Reproduce every entry exactly and leave its pictures out.

--- BEGIN Supplied records ---

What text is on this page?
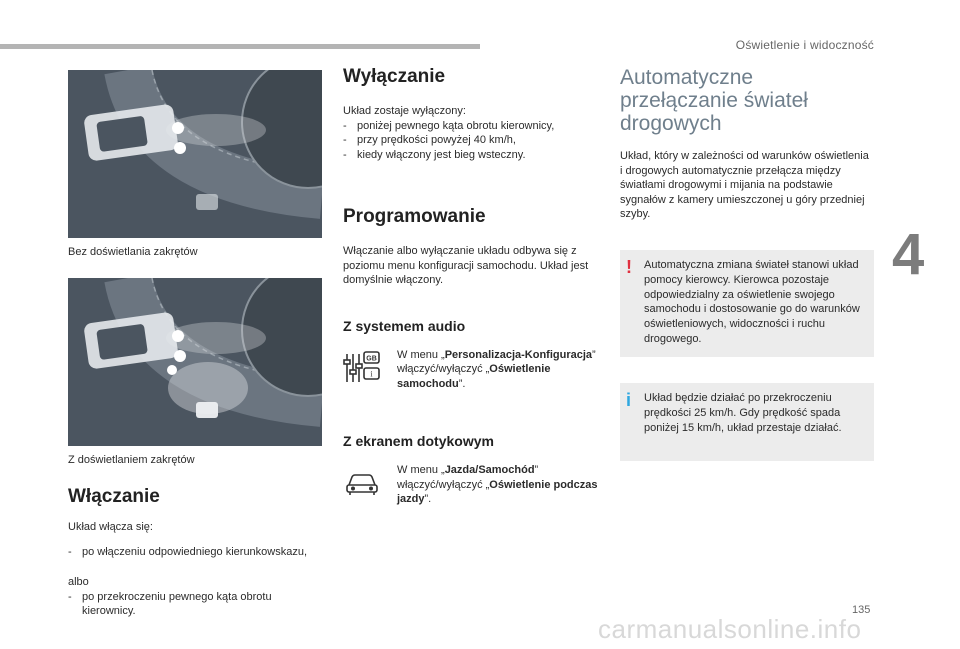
Oświetlenie i widoczność
4
Bez doświetlania zakrętów
Z doświetlaniem zakrętów
Włączanie

Układ włącza się:

- po włączeniu odpowiedniego kierunkowskazu,

albo

- po przekroczeniu pewnego kąta obrotu kierownicy.
Wyłączanie

Układ zostaje wyłączony:

- poniżej pewnego kąta obrotu kierownicy,
- przy prędkości powyżej 40 km/h,
- kiedy włączony jest bieg wsteczny.
Programowanie

Włączanie albo wyłączanie układu odbywa się z poziomu menu konfiguracji samochodu. Układ jest domyślnie włączony.

Z systemem audio
GB
i
W menu „Personalizacja-Konfiguracja” włączyć/wyłączyć „Oświetlenie samochodu”.
Z ekranem dotykowym
W menu „Jazda/Samochód” włączyć/wyłączyć „Oświetlenie podczas jazdy”.
Automatyczne przełączanie świateł drogowych

Układ, który w zależności od warunków oświetlenia i drogowych automatycznie przełącza między światłami drogowymi i mijania na podstawie sygnałów z kamery umieszczonej u góry przedniej szyby.

! Automatyczna zmiana świateł stanowi układ pomocy kierowcy. Kierowca pozostaje odpowiedzialny za oświetlenie swojego samochodu i dostosowanie go do warunków oświetleniowych, widoczności i ruchu drogowego.

i Układ będzie działać po przekroczeniu prędkości 25 km/h. Gdy prędkość spada poniżej 15 km/h, układ przestaje działać.

135
carmanualsonline.info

--- END Supplied records ---

Output below:
What text is on this page?
Oświetlenie i widoczność
4
Bez doświetlania zakrętów
Z doświetlaniem zakrętów
Włączanie

Układ włącza się:

- po włączeniu odpowiedniego kierunkowskazu,

albo

- po przekroczeniu pewnego kąta obrotu kierownicy.
Wyłączanie

Układ zostaje wyłączony:

- poniżej pewnego kąta obrotu kierownicy,
- przy prędkości powyżej 40 km/h,
- kiedy włączony jest bieg wsteczny.
Programowanie

Włączanie albo wyłączanie układu odbywa się z poziomu menu konfiguracji samochodu. Układ jest domyślnie włączony.

Z systemem audio
GB
i
W menu „Personalizacja-Konfiguracja” włączyć/wyłączyć „Oświetlenie samochodu”.
Z ekranem dotykowym
W menu „Jazda/Samochód” włączyć/wyłączyć „Oświetlenie podczas jazdy”.
Automatyczne przełączanie świateł drogowych

Układ, który w zależności od warunków oświetlenia i drogowych automatycznie przełącza między światłami drogowymi i mijania na podstawie sygnałów z kamery umieszczonej u góry przedniej szyby.

! Automatyczna zmiana świateł stanowi układ pomocy kierowcy. Kierowca pozostaje odpowiedzialny za oświetlenie swojego samochodu i dostosowanie go do warunków oświetleniowych, widoczności i ruchu drogowego.

i Układ będzie działać po przekroczeniu prędkości 25 km/h. Gdy prędkość spada poniżej 15 km/h, układ przestaje działać.

135
carmanualsonline.info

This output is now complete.